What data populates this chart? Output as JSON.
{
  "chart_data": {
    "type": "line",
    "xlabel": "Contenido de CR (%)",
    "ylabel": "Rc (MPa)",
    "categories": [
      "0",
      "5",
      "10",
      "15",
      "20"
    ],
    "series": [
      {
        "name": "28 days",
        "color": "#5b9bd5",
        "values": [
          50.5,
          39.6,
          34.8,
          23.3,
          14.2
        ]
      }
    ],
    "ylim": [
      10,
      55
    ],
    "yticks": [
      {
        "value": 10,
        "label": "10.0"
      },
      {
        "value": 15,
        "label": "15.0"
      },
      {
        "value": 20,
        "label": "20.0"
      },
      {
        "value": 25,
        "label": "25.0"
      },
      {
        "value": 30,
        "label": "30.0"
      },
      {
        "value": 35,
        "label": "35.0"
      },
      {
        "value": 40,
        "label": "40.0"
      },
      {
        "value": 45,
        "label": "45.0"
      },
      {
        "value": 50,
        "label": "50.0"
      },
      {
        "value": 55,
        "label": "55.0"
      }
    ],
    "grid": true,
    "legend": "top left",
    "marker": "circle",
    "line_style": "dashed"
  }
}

* * *

The listing above must be transcribed exactly, line by line.

- SOLUTION FOR THIS PROBLEM
What data populates this chart? Output as JSON.
{
  "chart_data": {
    "type": "line",
    "xlabel": "Contenido de CR (%)",
    "ylabel": "Rc (MPa)",
    "categories": [
      "0",
      "5",
      "10",
      "15",
      "20"
    ],
    "series": [
      {
        "name": "28 days",
        "color": "#5b9bd5",
        "values": [
          50.5,
          39.6,
          34.8,
          23.3,
          14.2
        ]
      }
    ],
    "ylim": [
      10,
      55
    ],
    "yticks": [
      {
        "value": 10,
        "label": "10.0"
      },
      {
        "value": 15,
        "label": "15.0"
      },
      {
        "value": 20,
        "label": "20.0"
      },
      {
        "value": 25,
        "label": "25.0"
      },
      {
        "value": 30,
        "label": "30.0"
      },
      {
        "value": 35,
        "label": "35.0"
      },
      {
        "value": 40,
        "label": "40.0"
      },
      {
        "value": 45,
        "label": "45.0"
      },
      {
        "value": 50,
        "label": "50.0"
      },
      {
        "value": 55,
        "label": "55.0"
      }
    ],
    "grid": true,
    "legend": "top left",
    "marker": "circle",
    "line_style": "dashed"
  }
}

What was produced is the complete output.